TASK: Repeat all the material exactly; pictures stay out of your copy.

Items listed in a dataset:

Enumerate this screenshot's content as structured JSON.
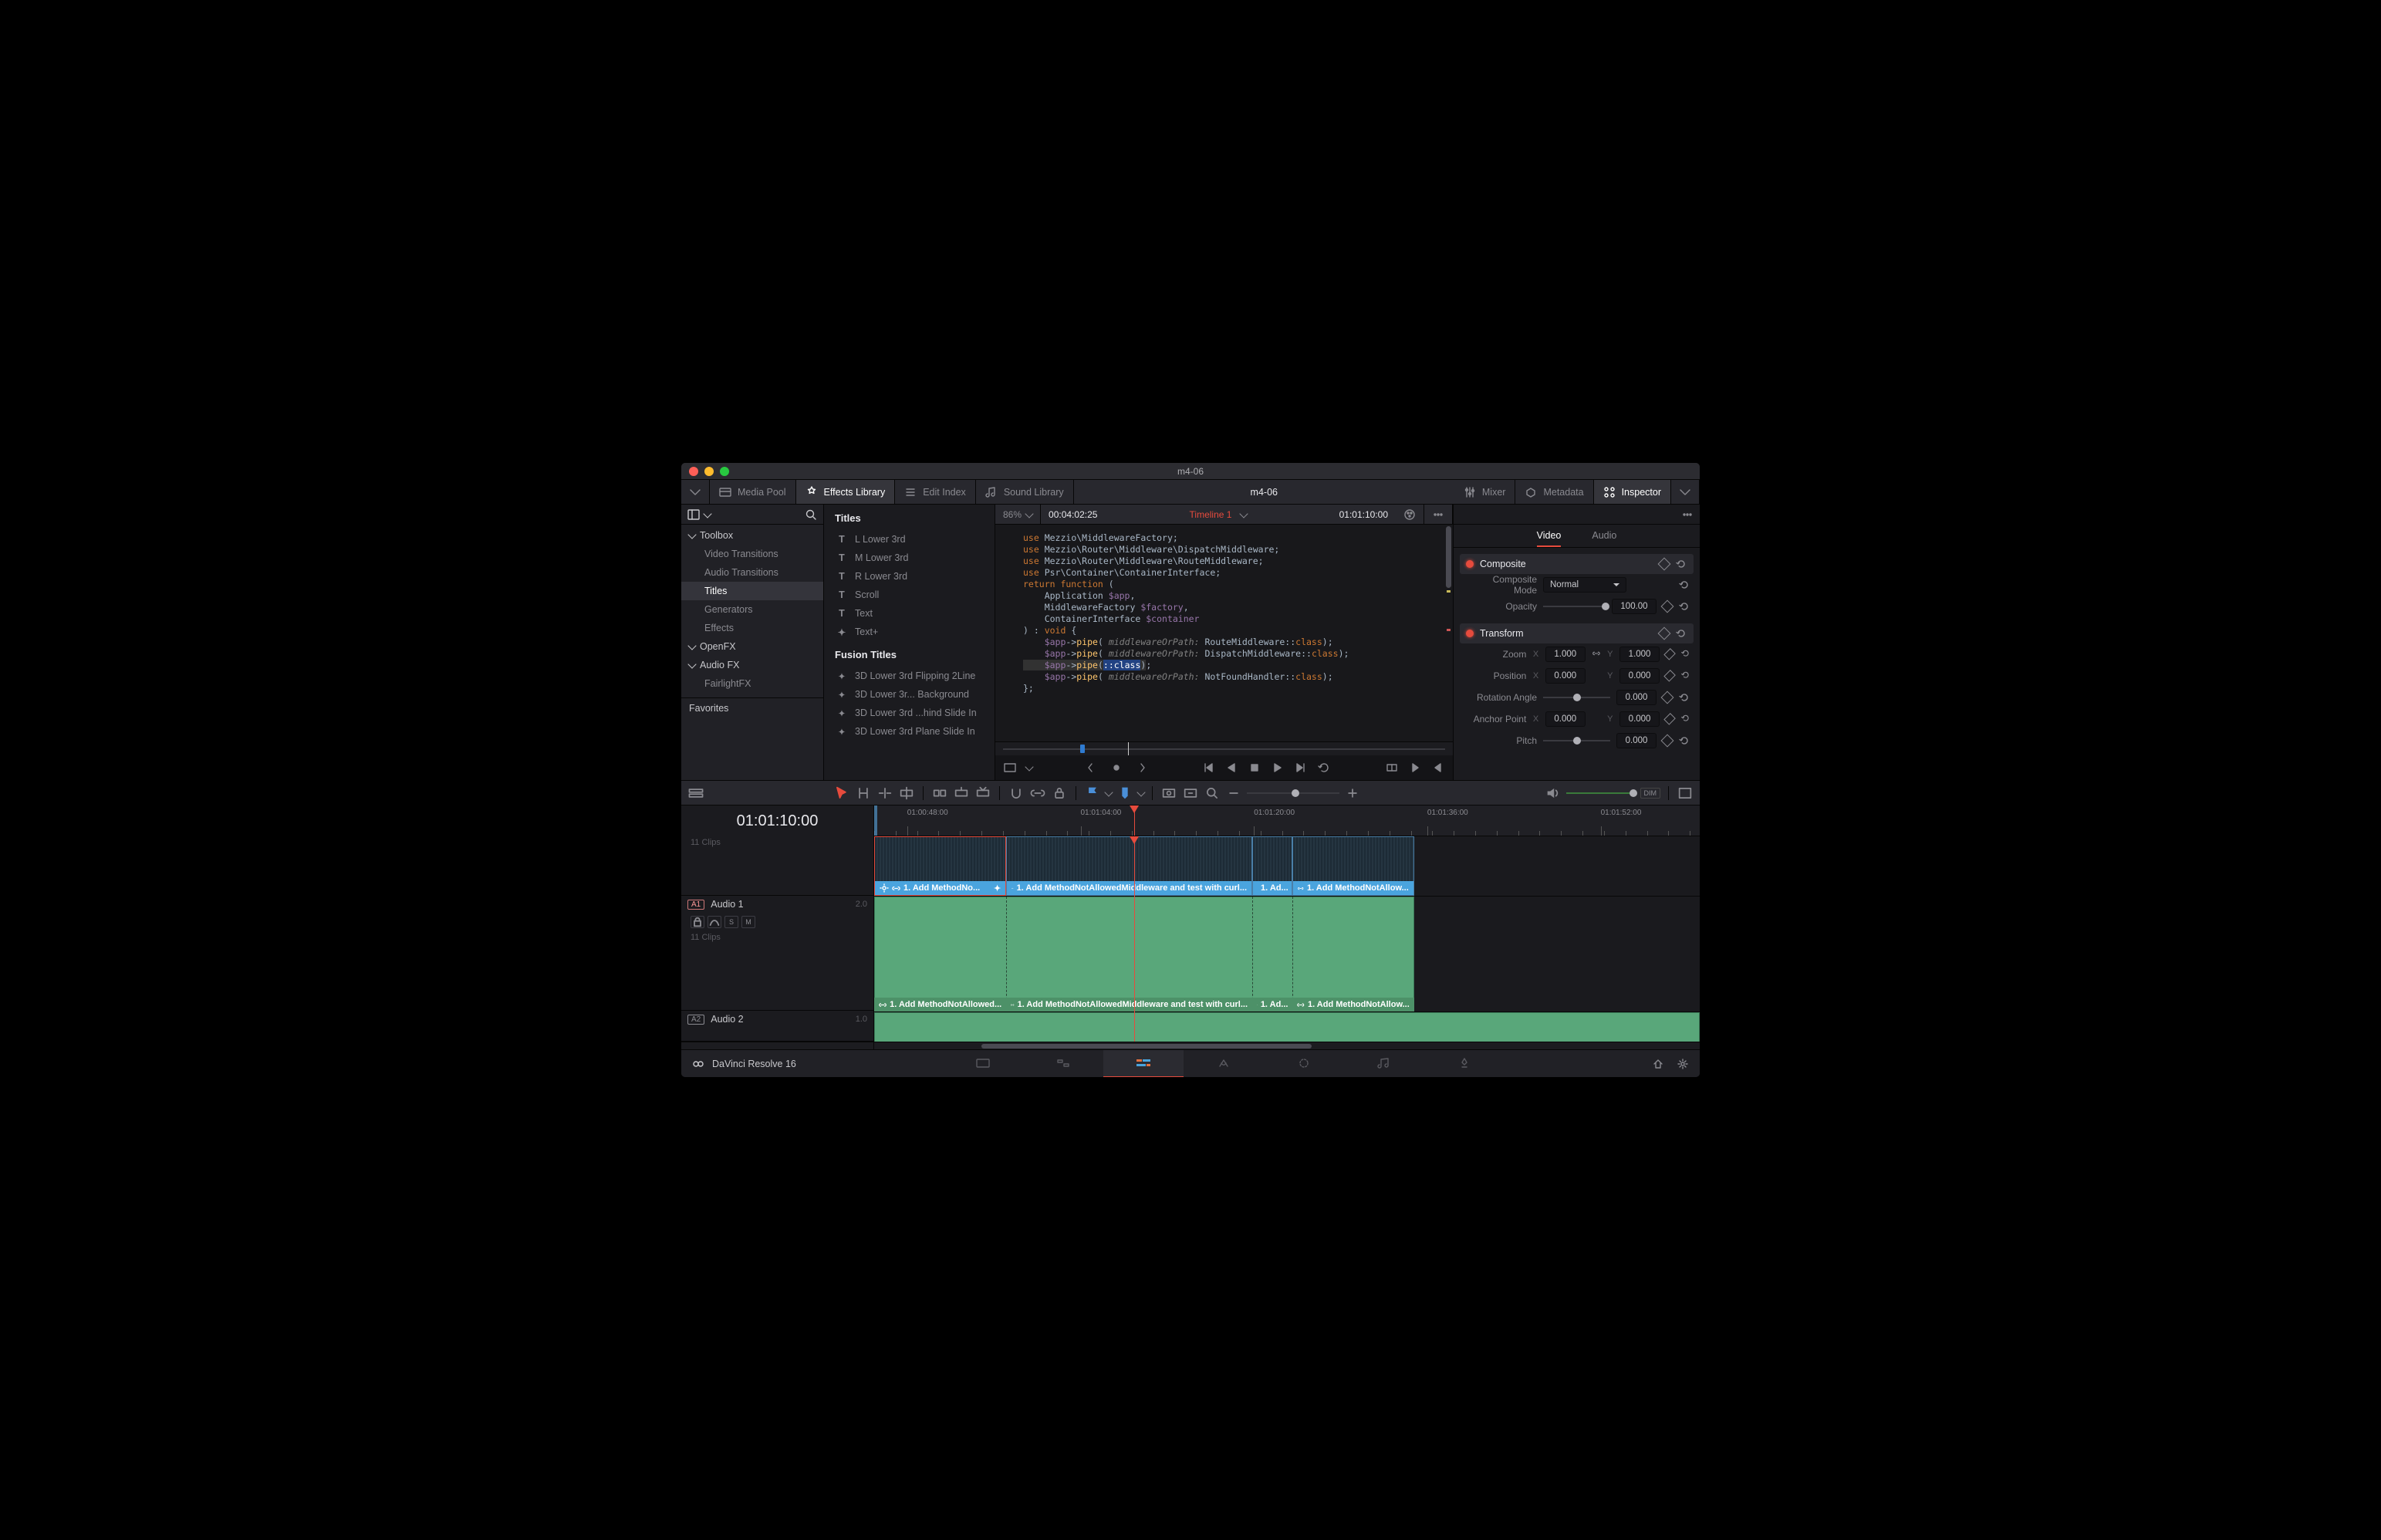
{
  "window": {
    "title": "m4-06"
  },
  "toolbar": {
    "media_pool": "Media Pool",
    "effects_library": "Effects Library",
    "edit_index": "Edit Index",
    "sound_library": "Sound Library",
    "doc_title": "m4-06",
    "mixer": "Mixer",
    "metadata": "Metadata",
    "inspector": "Inspector"
  },
  "sidebar": {
    "tree": [
      {
        "label": "Toolbox",
        "group": true
      },
      {
        "label": "Video Transitions"
      },
      {
        "label": "Audio Transitions"
      },
      {
        "label": "Titles",
        "active": true
      },
      {
        "label": "Generators"
      },
      {
        "label": "Effects"
      },
      {
        "label": "OpenFX",
        "group": true,
        "lvl": 0
      },
      {
        "label": "Audio FX",
        "group": true
      },
      {
        "label": "FairlightFX"
      }
    ],
    "favorites": "Favorites"
  },
  "effects": {
    "titles_header": "Titles",
    "titles_items": [
      "L Lower 3rd",
      "M Lower 3rd",
      "R Lower 3rd",
      "Scroll",
      "Text",
      "Text+"
    ],
    "fusion_header": "Fusion Titles",
    "fusion_items": [
      "3D Lower 3rd Flipping 2Line",
      "3D Lower 3r... Background",
      "3D Lower 3rd ...hind Slide In",
      "3D Lower 3rd Plane Slide In"
    ]
  },
  "viewer": {
    "zoom": "86%",
    "source_tc": "00:04:02:25",
    "timeline_name": "Timeline 1",
    "record_tc": "01:01:10:00",
    "code_lines": [
      [
        {
          "t": "use ",
          "c": "k"
        },
        {
          "t": "Mezzio\\MiddlewareFactory;",
          "c": ""
        }
      ],
      [
        {
          "t": "use ",
          "c": "k"
        },
        {
          "t": "Mezzio\\Router\\Middleware\\DispatchMiddleware;",
          "c": ""
        }
      ],
      [
        {
          "t": "use ",
          "c": "k"
        },
        {
          "t": "Mezzio\\Router\\Middleware\\RouteMiddleware;",
          "c": ""
        }
      ],
      [
        {
          "t": "use ",
          "c": "k"
        },
        {
          "t": "Psr\\Container\\ContainerInterface;",
          "c": ""
        }
      ],
      [
        {
          "t": "",
          "c": ""
        }
      ],
      [
        {
          "t": "return function ",
          "c": "k"
        },
        {
          "t": "(",
          "c": ""
        }
      ],
      [
        {
          "t": "    Application ",
          "c": ""
        },
        {
          "t": "$app",
          "c": "v"
        },
        {
          "t": ",",
          "c": ""
        }
      ],
      [
        {
          "t": "    MiddlewareFactory ",
          "c": ""
        },
        {
          "t": "$factory",
          "c": "v"
        },
        {
          "t": ",",
          "c": ""
        }
      ],
      [
        {
          "t": "    ContainerInterface ",
          "c": ""
        },
        {
          "t": "$container",
          "c": "v"
        }
      ],
      [
        {
          "t": ") : ",
          "c": ""
        },
        {
          "t": "void ",
          "c": "k"
        },
        {
          "t": "{",
          "c": ""
        }
      ],
      [
        {
          "t": "    $app",
          "c": "v"
        },
        {
          "t": "->",
          "c": ""
        },
        {
          "t": "pipe",
          "c": "fn"
        },
        {
          "t": "(",
          "c": ""
        },
        {
          "t": " middlewareOrPath: ",
          "c": "c"
        },
        {
          "t": "RouteMiddleware::",
          "c": ""
        },
        {
          "t": "class",
          "c": "k"
        },
        {
          "t": ");",
          "c": ""
        }
      ],
      [
        {
          "t": "    $app",
          "c": "v"
        },
        {
          "t": "->",
          "c": ""
        },
        {
          "t": "pipe",
          "c": "fn"
        },
        {
          "t": "(",
          "c": ""
        },
        {
          "t": " middlewareOrPath: ",
          "c": "c"
        },
        {
          "t": "DispatchMiddleware::",
          "c": ""
        },
        {
          "t": "class",
          "c": "k"
        },
        {
          "t": ");",
          "c": ""
        }
      ],
      [
        {
          "t": "    ",
          "c": "hl"
        },
        {
          "t": "$app",
          "c": "v hl"
        },
        {
          "t": "->",
          "c": "hl"
        },
        {
          "t": "pipe",
          "c": "fn hl"
        },
        {
          "t": "(",
          "c": "hl"
        },
        {
          "t": "::class",
          "c": "sel"
        },
        {
          "t": ")",
          "c": "hl"
        },
        {
          "t": ";",
          "c": ""
        }
      ],
      [
        {
          "t": "    $app",
          "c": "v"
        },
        {
          "t": "->",
          "c": ""
        },
        {
          "t": "pipe",
          "c": "fn"
        },
        {
          "t": "(",
          "c": ""
        },
        {
          "t": " middlewareOrPath: ",
          "c": "c"
        },
        {
          "t": "NotFoundHandler::",
          "c": ""
        },
        {
          "t": "class",
          "c": "k"
        },
        {
          "t": ");",
          "c": ""
        }
      ],
      [
        {
          "t": "};",
          "c": ""
        }
      ]
    ]
  },
  "inspector": {
    "tabs": {
      "video": "Video",
      "audio": "Audio"
    },
    "composite": {
      "title": "Composite",
      "mode_label": "Composite Mode",
      "mode_value": "Normal",
      "opacity_label": "Opacity",
      "opacity_value": "100.00"
    },
    "transform": {
      "title": "Transform",
      "zoom_label": "Zoom",
      "zoom_x": "1.000",
      "zoom_y": "1.000",
      "position_label": "Position",
      "pos_x": "0.000",
      "pos_y": "0.000",
      "rotation_label": "Rotation Angle",
      "rotation": "0.000",
      "anchor_label": "Anchor Point",
      "anchor_x": "0.000",
      "anchor_y": "0.000",
      "pitch_label": "Pitch",
      "pitch": "0.000"
    }
  },
  "timeline": {
    "timecode": "01:01:10:00",
    "ruler_labels": [
      "01:00:48:00",
      "01:01:04:00",
      "01:01:20:00",
      "01:01:36:00",
      "01:01:52:00"
    ],
    "video": {
      "count": "11 Clips",
      "clips": [
        {
          "left": 0,
          "width": 16.0,
          "label": "1. Add MethodNo...",
          "sel": true,
          "gear": true
        },
        {
          "left": 16.0,
          "width": 29.8,
          "label": "1. Add MethodNotAllowedMiddleware and test with curl..."
        },
        {
          "left": 45.8,
          "width": 4.9,
          "label": "1. Ad..."
        },
        {
          "left": 50.7,
          "width": 14.7,
          "label": "1. Add MethodNotAllow..."
        }
      ]
    },
    "audio1": {
      "tag": "A1",
      "name": "Audio 1",
      "level": "2.0",
      "count": "11 Clips",
      "clips": [
        {
          "left": 0,
          "width": 16.0,
          "label": "1. Add MethodNotAllowed..."
        },
        {
          "left": 16.0,
          "width": 29.8,
          "label": "1. Add MethodNotAllowedMiddleware and test with curl..."
        },
        {
          "left": 45.8,
          "width": 4.9,
          "label": "1. Ad..."
        },
        {
          "left": 50.7,
          "width": 14.7,
          "label": "1. Add MethodNotAllow..."
        }
      ],
      "cuts": [
        16.0,
        45.8,
        50.7
      ]
    },
    "audio2": {
      "tag": "A2",
      "name": "Audio 2",
      "level": "1.0"
    }
  },
  "bottom": {
    "app": "DaVinci Resolve 16"
  },
  "axis": {
    "x": "X",
    "y": "Y"
  },
  "trk_btns": {
    "s": "S",
    "m": "M"
  },
  "dim_label": "DIM"
}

SOLUTION BELOW:
Enumerate this screenshot's content as structured JSON.
{
  "window": {
    "title": "m4-06"
  },
  "toolbar": {
    "media_pool": "Media Pool",
    "effects_library": "Effects Library",
    "edit_index": "Edit Index",
    "sound_library": "Sound Library",
    "doc_title": "m4-06",
    "mixer": "Mixer",
    "metadata": "Metadata",
    "inspector": "Inspector"
  },
  "sidebar": {
    "tree": [
      {
        "label": "Toolbox",
        "group": true
      },
      {
        "label": "Video Transitions"
      },
      {
        "label": "Audio Transitions"
      },
      {
        "label": "Titles",
        "active": true
      },
      {
        "label": "Generators"
      },
      {
        "label": "Effects"
      },
      {
        "label": "OpenFX",
        "group": true,
        "lvl": 0
      },
      {
        "label": "Audio FX",
        "group": true
      },
      {
        "label": "FairlightFX"
      }
    ],
    "favorites": "Favorites"
  },
  "effects": {
    "titles_header": "Titles",
    "titles_items": [
      "L Lower 3rd",
      "M Lower 3rd",
      "R Lower 3rd",
      "Scroll",
      "Text",
      "Text+"
    ],
    "fusion_header": "Fusion Titles",
    "fusion_items": [
      "3D Lower 3rd Flipping 2Line",
      "3D Lower 3r... Background",
      "3D Lower 3rd ...hind Slide In",
      "3D Lower 3rd Plane Slide In"
    ]
  },
  "viewer": {
    "zoom": "86%",
    "source_tc": "00:04:02:25",
    "timeline_name": "Timeline 1",
    "record_tc": "01:01:10:00",
    "code_lines": [
      [
        {
          "t": "use ",
          "c": "k"
        },
        {
          "t": "Mezzio\\MiddlewareFactory;",
          "c": ""
        }
      ],
      [
        {
          "t": "use ",
          "c": "k"
        },
        {
          "t": "Mezzio\\Router\\Middleware\\DispatchMiddleware;",
          "c": ""
        }
      ],
      [
        {
          "t": "use ",
          "c": "k"
        },
        {
          "t": "Mezzio\\Router\\Middleware\\RouteMiddleware;",
          "c": ""
        }
      ],
      [
        {
          "t": "use ",
          "c": "k"
        },
        {
          "t": "Psr\\Container\\ContainerInterface;",
          "c": ""
        }
      ],
      [
        {
          "t": "",
          "c": ""
        }
      ],
      [
        {
          "t": "return function ",
          "c": "k"
        },
        {
          "t": "(",
          "c": ""
        }
      ],
      [
        {
          "t": "    Application ",
          "c": ""
        },
        {
          "t": "$app",
          "c": "v"
        },
        {
          "t": ",",
          "c": ""
        }
      ],
      [
        {
          "t": "    MiddlewareFactory ",
          "c": ""
        },
        {
          "t": "$factory",
          "c": "v"
        },
        {
          "t": ",",
          "c": ""
        }
      ],
      [
        {
          "t": "    ContainerInterface ",
          "c": ""
        },
        {
          "t": "$container",
          "c": "v"
        }
      ],
      [
        {
          "t": ") : ",
          "c": ""
        },
        {
          "t": "void ",
          "c": "k"
        },
        {
          "t": "{",
          "c": ""
        }
      ],
      [
        {
          "t": "    $app",
          "c": "v"
        },
        {
          "t": "->",
          "c": ""
        },
        {
          "t": "pipe",
          "c": "fn"
        },
        {
          "t": "(",
          "c": ""
        },
        {
          "t": " middlewareOrPath: ",
          "c": "c"
        },
        {
          "t": "RouteMiddleware::",
          "c": ""
        },
        {
          "t": "class",
          "c": "k"
        },
        {
          "t": ");",
          "c": ""
        }
      ],
      [
        {
          "t": "    $app",
          "c": "v"
        },
        {
          "t": "->",
          "c": ""
        },
        {
          "t": "pipe",
          "c": "fn"
        },
        {
          "t": "(",
          "c": ""
        },
        {
          "t": " middlewareOrPath: ",
          "c": "c"
        },
        {
          "t": "DispatchMiddleware::",
          "c": ""
        },
        {
          "t": "class",
          "c": "k"
        },
        {
          "t": ");",
          "c": ""
        }
      ],
      [
        {
          "t": "    ",
          "c": "hl"
        },
        {
          "t": "$app",
          "c": "v hl"
        },
        {
          "t": "->",
          "c": "hl"
        },
        {
          "t": "pipe",
          "c": "fn hl"
        },
        {
          "t": "(",
          "c": "hl"
        },
        {
          "t": "::class",
          "c": "sel"
        },
        {
          "t": ")",
          "c": "hl"
        },
        {
          "t": ";",
          "c": ""
        }
      ],
      [
        {
          "t": "    $app",
          "c": "v"
        },
        {
          "t": "->",
          "c": ""
        },
        {
          "t": "pipe",
          "c": "fn"
        },
        {
          "t": "(",
          "c": ""
        },
        {
          "t": " middlewareOrPath: ",
          "c": "c"
        },
        {
          "t": "NotFoundHandler::",
          "c": ""
        },
        {
          "t": "class",
          "c": "k"
        },
        {
          "t": ");",
          "c": ""
        }
      ],
      [
        {
          "t": "};",
          "c": ""
        }
      ]
    ]
  },
  "inspector": {
    "tabs": {
      "video": "Video",
      "audio": "Audio"
    },
    "composite": {
      "title": "Composite",
      "mode_label": "Composite Mode",
      "mode_value": "Normal",
      "opacity_label": "Opacity",
      "opacity_value": "100.00"
    },
    "transform": {
      "title": "Transform",
      "zoom_label": "Zoom",
      "zoom_x": "1.000",
      "zoom_y": "1.000",
      "position_label": "Position",
      "pos_x": "0.000",
      "pos_y": "0.000",
      "rotation_label": "Rotation Angle",
      "rotation": "0.000",
      "anchor_label": "Anchor Point",
      "anchor_x": "0.000",
      "anchor_y": "0.000",
      "pitch_label": "Pitch",
      "pitch": "0.000"
    }
  },
  "timeline": {
    "timecode": "01:01:10:00",
    "ruler_labels": [
      "01:00:48:00",
      "01:01:04:00",
      "01:01:20:00",
      "01:01:36:00",
      "01:01:52:00"
    ],
    "video": {
      "count": "11 Clips",
      "clips": [
        {
          "left": 0,
          "width": 16.0,
          "label": "1. Add MethodNo...",
          "sel": true,
          "gear": true
        },
        {
          "left": 16.0,
          "width": 29.8,
          "label": "1. Add MethodNotAllowedMiddleware and test with curl..."
        },
        {
          "left": 45.8,
          "width": 4.9,
          "label": "1. Ad..."
        },
        {
          "left": 50.7,
          "width": 14.7,
          "label": "1. Add MethodNotAllow..."
        }
      ]
    },
    "audio1": {
      "tag": "A1",
      "name": "Audio 1",
      "level": "2.0",
      "count": "11 Clips",
      "clips": [
        {
          "left": 0,
          "width": 16.0,
          "label": "1. Add MethodNotAllowed..."
        },
        {
          "left": 16.0,
          "width": 29.8,
          "label": "1. Add MethodNotAllowedMiddleware and test with curl..."
        },
        {
          "left": 45.8,
          "width": 4.9,
          "label": "1. Ad..."
        },
        {
          "left": 50.7,
          "width": 14.7,
          "label": "1. Add MethodNotAllow..."
        }
      ],
      "cuts": [
        16.0,
        45.8,
        50.7
      ]
    },
    "audio2": {
      "tag": "A2",
      "name": "Audio 2",
      "level": "1.0"
    }
  },
  "bottom": {
    "app": "DaVinci Resolve 16"
  },
  "axis": {
    "x": "X",
    "y": "Y"
  },
  "trk_btns": {
    "s": "S",
    "m": "M"
  },
  "dim_label": "DIM"
}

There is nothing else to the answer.